• [Dataset]:
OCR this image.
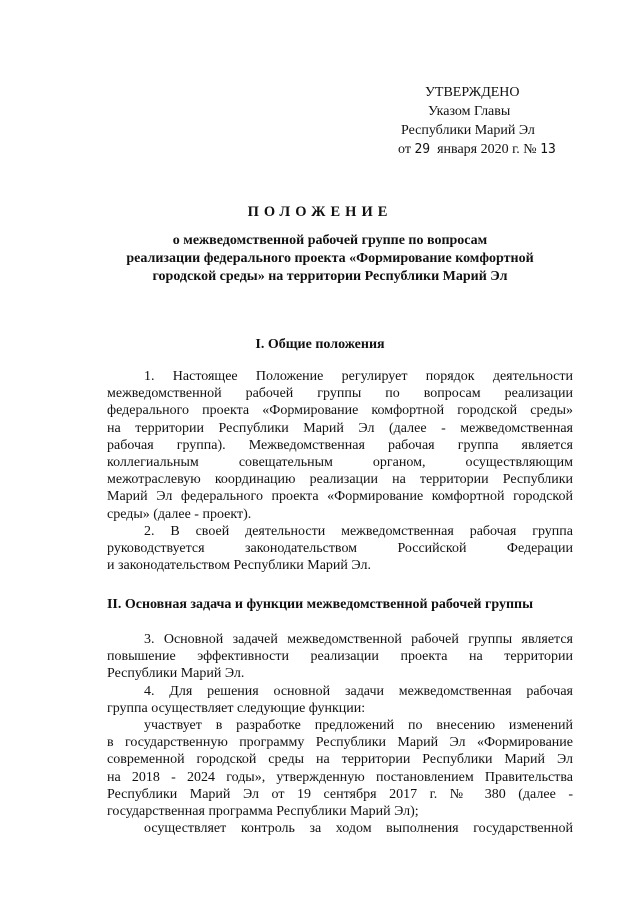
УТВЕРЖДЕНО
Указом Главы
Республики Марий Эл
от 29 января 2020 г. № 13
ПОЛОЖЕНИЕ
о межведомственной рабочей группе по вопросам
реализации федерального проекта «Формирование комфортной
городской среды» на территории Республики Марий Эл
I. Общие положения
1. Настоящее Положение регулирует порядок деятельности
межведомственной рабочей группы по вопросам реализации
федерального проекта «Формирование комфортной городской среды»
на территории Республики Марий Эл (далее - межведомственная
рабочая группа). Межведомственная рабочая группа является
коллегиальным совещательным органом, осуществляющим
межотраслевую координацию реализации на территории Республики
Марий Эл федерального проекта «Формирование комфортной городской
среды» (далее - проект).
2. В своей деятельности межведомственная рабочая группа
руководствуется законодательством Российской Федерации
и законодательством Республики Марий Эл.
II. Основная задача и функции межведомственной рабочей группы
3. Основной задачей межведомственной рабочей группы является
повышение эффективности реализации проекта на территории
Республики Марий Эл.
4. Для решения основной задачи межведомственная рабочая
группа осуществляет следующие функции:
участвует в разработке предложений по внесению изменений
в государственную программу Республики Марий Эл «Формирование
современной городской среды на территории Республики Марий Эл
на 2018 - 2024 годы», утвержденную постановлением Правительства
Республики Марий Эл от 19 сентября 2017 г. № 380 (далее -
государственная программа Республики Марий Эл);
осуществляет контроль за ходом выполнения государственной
...
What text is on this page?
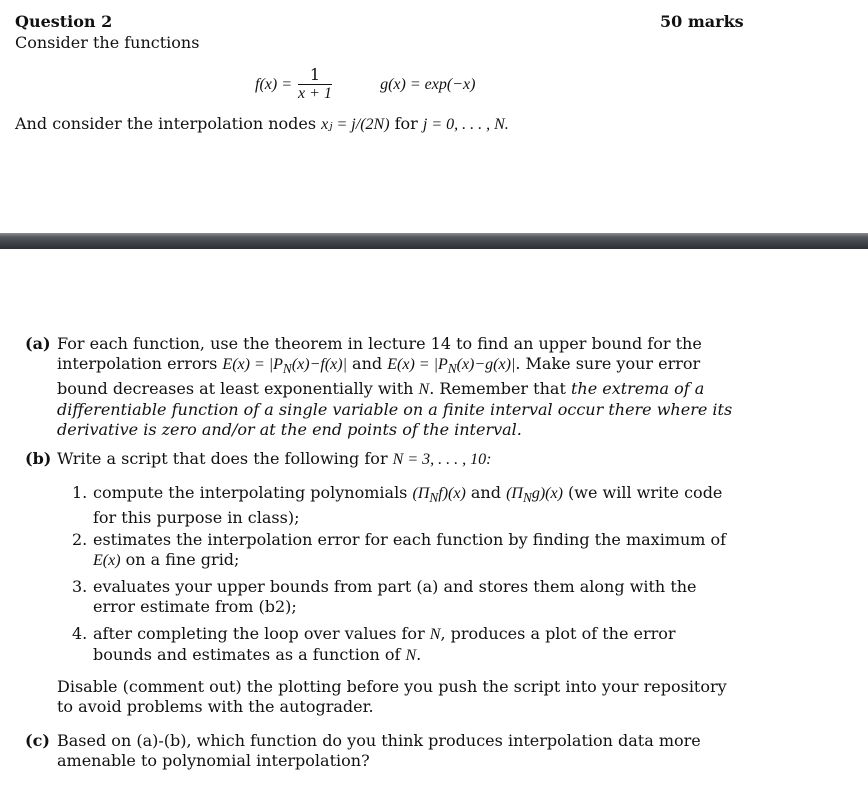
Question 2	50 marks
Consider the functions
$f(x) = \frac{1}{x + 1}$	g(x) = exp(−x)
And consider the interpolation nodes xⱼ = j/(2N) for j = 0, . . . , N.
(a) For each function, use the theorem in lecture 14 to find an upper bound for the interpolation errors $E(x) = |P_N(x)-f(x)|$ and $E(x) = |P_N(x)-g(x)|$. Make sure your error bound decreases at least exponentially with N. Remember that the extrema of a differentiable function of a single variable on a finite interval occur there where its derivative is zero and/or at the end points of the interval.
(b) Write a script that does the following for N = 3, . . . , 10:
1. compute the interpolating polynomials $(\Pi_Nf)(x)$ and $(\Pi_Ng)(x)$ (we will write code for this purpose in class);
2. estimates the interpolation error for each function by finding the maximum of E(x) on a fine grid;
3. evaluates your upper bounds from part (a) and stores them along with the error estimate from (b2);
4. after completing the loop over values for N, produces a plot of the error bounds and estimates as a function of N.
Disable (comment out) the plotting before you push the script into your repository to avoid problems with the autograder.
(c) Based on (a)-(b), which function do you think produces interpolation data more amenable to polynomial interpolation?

• [Exercise instructions]:
Copy each line of the listing in which the word "городской" can be found.

• [Written answer]:
городской среды» на территории Республики Марий Эл
федерального проекта «Формирование комфортной городской среды»
Марий Эл федерального проекта «Формирование комфортной городской
современной городской среды на территории Республики Марий Эл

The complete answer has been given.